[Data entries]
● ● ● ● ●
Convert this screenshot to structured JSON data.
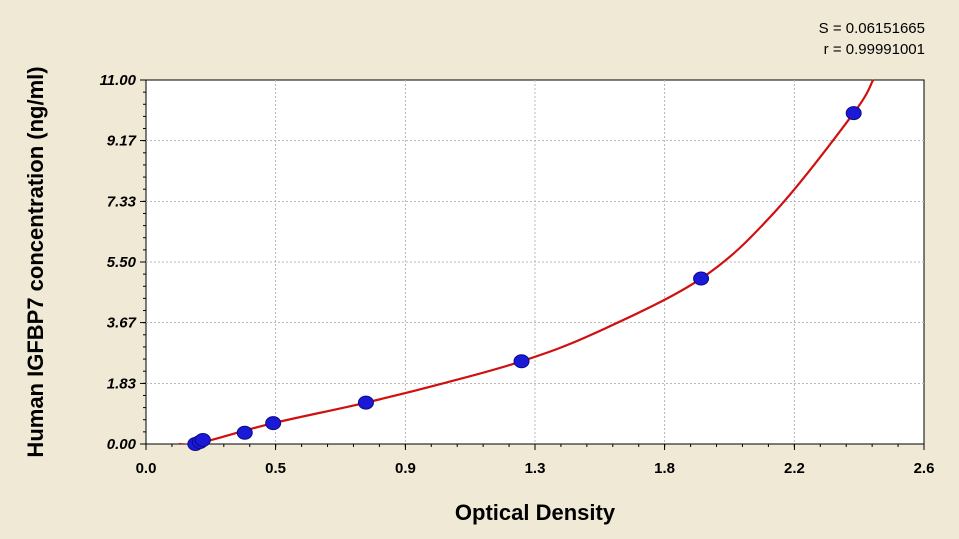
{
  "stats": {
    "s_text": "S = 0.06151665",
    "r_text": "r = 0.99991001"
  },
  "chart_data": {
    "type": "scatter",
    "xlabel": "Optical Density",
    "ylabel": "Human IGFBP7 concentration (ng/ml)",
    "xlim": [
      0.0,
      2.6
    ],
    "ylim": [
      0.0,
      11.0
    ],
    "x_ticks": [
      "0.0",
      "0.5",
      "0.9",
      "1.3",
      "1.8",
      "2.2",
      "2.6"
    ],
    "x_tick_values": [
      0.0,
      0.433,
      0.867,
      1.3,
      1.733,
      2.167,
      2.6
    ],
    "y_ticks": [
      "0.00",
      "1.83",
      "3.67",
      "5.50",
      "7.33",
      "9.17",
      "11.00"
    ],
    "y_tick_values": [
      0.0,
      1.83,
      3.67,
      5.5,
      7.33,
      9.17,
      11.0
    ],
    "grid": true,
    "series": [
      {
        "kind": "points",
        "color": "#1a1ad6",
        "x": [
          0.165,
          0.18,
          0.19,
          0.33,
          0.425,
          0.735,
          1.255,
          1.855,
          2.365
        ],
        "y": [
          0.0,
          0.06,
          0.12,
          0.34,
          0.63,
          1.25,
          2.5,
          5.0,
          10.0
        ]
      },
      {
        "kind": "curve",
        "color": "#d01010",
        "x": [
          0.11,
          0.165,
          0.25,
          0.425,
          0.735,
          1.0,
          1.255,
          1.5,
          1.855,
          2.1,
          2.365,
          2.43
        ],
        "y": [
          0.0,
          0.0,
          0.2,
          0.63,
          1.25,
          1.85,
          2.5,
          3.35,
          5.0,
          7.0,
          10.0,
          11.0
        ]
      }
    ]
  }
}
● ● ● ● ●
[Work instructions] Copy out the whole listing exactly, and don't carry over any pictures.

[The output]
Convert this screenshot to structured JSON data.
{
  "stats": {
    "s_text": "S = 0.06151665",
    "r_text": "r = 0.99991001"
  },
  "chart_data": {
    "type": "scatter",
    "xlabel": "Optical Density",
    "ylabel": "Human IGFBP7 concentration (ng/ml)",
    "xlim": [
      0.0,
      2.6
    ],
    "ylim": [
      0.0,
      11.0
    ],
    "x_ticks": [
      "0.0",
      "0.5",
      "0.9",
      "1.3",
      "1.8",
      "2.2",
      "2.6"
    ],
    "x_tick_values": [
      0.0,
      0.433,
      0.867,
      1.3,
      1.733,
      2.167,
      2.6
    ],
    "y_ticks": [
      "0.00",
      "1.83",
      "3.67",
      "5.50",
      "7.33",
      "9.17",
      "11.00"
    ],
    "y_tick_values": [
      0.0,
      1.83,
      3.67,
      5.5,
      7.33,
      9.17,
      11.0
    ],
    "grid": true,
    "series": [
      {
        "kind": "points",
        "color": "#1a1ad6",
        "x": [
          0.165,
          0.18,
          0.19,
          0.33,
          0.425,
          0.735,
          1.255,
          1.855,
          2.365
        ],
        "y": [
          0.0,
          0.06,
          0.12,
          0.34,
          0.63,
          1.25,
          2.5,
          5.0,
          10.0
        ]
      },
      {
        "kind": "curve",
        "color": "#d01010",
        "x": [
          0.11,
          0.165,
          0.25,
          0.425,
          0.735,
          1.0,
          1.255,
          1.5,
          1.855,
          2.1,
          2.365,
          2.43
        ],
        "y": [
          0.0,
          0.0,
          0.2,
          0.63,
          1.25,
          1.85,
          2.5,
          3.35,
          5.0,
          7.0,
          10.0,
          11.0
        ]
      }
    ]
  }
}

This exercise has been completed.